Of all the charges leveled against me at Syracuse University, the charge that I am arrogant is the one that intrigues me the most. Some students have accused me of being arrogant; and of late, a few of colleagues in the Philosophy Department at Syracuse University have also accused me of being arrogant. Of course, defending oneself against the charge of arrogance can almost seem to be self-defeating. But just as one can rightly defend oneself against the charge of being mean-spirited or inconsiderate or selfish, it seems to me that one can also rightly defend oneself against the charge of being arrogant.
When I think of the arrogant, I think people who have a propensity for drawing attention to their accomplishments or people who are always reminding the other of (what they take to be their superior knowledge.

────

• GIVEN TASK 1:
Repeat the records from their first line through the line containing "tab-title: Dashboard |", copying every line as it appears.

Items listed in a dataset

────

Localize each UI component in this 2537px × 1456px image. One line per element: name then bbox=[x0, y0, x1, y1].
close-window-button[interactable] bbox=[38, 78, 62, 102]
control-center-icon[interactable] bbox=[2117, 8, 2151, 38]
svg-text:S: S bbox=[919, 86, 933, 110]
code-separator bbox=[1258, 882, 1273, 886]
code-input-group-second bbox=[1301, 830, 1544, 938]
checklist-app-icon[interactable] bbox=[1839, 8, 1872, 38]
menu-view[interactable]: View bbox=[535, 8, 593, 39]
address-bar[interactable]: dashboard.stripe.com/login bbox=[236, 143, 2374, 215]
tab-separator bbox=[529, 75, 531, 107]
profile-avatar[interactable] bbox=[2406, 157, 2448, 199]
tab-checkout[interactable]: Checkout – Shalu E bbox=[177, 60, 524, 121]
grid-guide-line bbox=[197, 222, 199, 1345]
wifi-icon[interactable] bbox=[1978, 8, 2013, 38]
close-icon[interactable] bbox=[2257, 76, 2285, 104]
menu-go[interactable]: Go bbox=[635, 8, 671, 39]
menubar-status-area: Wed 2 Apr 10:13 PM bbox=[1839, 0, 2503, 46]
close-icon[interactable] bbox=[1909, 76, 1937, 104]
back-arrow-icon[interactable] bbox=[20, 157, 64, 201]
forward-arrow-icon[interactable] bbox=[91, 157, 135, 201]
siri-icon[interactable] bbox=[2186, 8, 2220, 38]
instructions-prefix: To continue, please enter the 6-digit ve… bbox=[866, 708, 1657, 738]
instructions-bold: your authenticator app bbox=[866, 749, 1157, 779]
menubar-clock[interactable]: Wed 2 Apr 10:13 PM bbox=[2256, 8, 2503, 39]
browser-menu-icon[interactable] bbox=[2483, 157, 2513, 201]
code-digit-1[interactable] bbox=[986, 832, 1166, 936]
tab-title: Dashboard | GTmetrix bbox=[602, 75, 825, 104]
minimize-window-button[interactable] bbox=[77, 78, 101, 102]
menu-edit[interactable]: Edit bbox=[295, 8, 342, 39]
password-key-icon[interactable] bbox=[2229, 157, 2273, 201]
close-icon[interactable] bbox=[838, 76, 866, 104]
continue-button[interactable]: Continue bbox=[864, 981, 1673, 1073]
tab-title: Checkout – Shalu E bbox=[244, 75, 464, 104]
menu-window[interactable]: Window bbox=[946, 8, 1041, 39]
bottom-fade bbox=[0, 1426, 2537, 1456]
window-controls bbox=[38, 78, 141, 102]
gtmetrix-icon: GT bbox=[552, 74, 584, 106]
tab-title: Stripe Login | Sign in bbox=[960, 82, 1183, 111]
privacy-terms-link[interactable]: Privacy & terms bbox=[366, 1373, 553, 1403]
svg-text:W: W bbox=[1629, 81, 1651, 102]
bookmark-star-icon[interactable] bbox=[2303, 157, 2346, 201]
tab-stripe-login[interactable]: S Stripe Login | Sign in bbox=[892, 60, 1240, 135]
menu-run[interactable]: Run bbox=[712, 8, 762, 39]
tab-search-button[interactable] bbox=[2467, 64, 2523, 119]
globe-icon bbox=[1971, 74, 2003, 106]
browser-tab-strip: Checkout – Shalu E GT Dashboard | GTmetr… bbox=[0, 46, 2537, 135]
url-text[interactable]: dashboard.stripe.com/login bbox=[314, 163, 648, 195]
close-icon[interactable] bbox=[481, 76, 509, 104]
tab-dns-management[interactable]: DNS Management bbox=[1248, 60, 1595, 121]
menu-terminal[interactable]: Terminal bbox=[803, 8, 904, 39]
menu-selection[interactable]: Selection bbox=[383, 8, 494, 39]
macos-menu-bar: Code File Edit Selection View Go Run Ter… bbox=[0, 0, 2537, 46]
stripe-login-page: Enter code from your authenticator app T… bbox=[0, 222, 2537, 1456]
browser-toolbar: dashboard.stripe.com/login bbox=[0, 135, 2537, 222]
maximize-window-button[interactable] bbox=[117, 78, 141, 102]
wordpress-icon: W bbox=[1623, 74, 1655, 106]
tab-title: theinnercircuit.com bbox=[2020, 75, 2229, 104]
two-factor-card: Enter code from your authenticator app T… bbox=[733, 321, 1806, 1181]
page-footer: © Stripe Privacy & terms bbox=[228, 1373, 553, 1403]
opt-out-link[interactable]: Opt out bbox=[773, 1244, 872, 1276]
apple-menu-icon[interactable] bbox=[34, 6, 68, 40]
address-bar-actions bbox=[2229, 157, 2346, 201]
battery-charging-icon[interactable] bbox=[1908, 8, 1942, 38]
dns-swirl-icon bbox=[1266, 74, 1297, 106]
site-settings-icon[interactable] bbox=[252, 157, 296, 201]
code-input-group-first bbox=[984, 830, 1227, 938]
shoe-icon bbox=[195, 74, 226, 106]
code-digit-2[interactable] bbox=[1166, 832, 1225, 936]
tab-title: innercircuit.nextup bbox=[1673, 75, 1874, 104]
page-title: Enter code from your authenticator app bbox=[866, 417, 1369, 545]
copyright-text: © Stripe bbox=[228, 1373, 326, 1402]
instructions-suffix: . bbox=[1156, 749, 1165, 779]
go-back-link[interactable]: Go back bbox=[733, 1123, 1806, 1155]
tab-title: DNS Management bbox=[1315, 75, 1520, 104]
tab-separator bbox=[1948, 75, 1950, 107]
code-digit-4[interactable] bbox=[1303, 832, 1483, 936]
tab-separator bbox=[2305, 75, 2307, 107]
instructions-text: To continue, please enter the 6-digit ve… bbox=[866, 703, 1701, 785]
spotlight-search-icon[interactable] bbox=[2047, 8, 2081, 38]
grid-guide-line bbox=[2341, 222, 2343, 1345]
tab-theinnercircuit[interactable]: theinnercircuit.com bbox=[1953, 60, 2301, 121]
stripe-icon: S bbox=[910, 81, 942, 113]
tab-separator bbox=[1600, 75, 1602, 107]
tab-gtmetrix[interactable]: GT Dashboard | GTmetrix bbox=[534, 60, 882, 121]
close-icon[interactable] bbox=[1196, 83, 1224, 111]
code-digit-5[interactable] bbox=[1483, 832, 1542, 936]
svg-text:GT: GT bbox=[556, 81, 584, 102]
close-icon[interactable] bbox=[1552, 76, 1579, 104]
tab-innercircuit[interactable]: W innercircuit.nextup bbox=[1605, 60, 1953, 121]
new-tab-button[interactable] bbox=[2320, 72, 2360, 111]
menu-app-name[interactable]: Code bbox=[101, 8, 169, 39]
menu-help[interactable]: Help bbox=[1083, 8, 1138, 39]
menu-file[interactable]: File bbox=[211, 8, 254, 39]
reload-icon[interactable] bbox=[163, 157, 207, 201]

────

• GIVEN TASK 2:
According to the essay on arrogance, which of the charges leveled against the writer at Syracuse University intrigues the writer the most?

• WRITTEN REPLY 1:
Localize each UI component in this 2537px × 1456px image. One line per element: name then bbox=[x0, y0, x1, y1].
close-window-button[interactable] bbox=[38, 78, 62, 102]
control-center-icon[interactable] bbox=[2117, 8, 2151, 38]
svg-text:S: S bbox=[919, 86, 933, 110]
code-separator bbox=[1258, 882, 1273, 886]
code-input-group-second bbox=[1301, 830, 1544, 938]
checklist-app-icon[interactable] bbox=[1839, 8, 1872, 38]
menu-view[interactable]: View bbox=[535, 8, 593, 39]
address-bar[interactable]: dashboard.stripe.com/login bbox=[236, 143, 2374, 215]
tab-separator bbox=[529, 75, 531, 107]
profile-avatar[interactable] bbox=[2406, 157, 2448, 199]
tab-checkout[interactable]: Checkout – Shalu E bbox=[177, 60, 524, 121]
grid-guide-line bbox=[197, 222, 199, 1345]
wifi-icon[interactable] bbox=[1978, 8, 2013, 38]
close-icon[interactable] bbox=[2257, 76, 2285, 104]
menu-go[interactable]: Go bbox=[635, 8, 671, 39]
menubar-status-area: Wed 2 Apr 10:13 PM bbox=[1839, 0, 2503, 46]
close-icon[interactable] bbox=[1909, 76, 1937, 104]
back-arrow-icon[interactable] bbox=[20, 157, 64, 201]
forward-arrow-icon[interactable] bbox=[91, 157, 135, 201]
siri-icon[interactable] bbox=[2186, 8, 2220, 38]
instructions-prefix: To continue, please enter the 6-digit ve… bbox=[866, 708, 1657, 738]
instructions-bold: your authenticator app bbox=[866, 749, 1157, 779]
menubar-clock[interactable]: Wed 2 Apr 10:13 PM bbox=[2256, 8, 2503, 39]
browser-menu-icon[interactable] bbox=[2483, 157, 2513, 201]
code-digit-1[interactable] bbox=[986, 832, 1166, 936]
tab-title: Dashboard | GTmetrix bbox=[602, 75, 825, 104]

• WRITTEN REPLY 2:
The charge of being arrogant.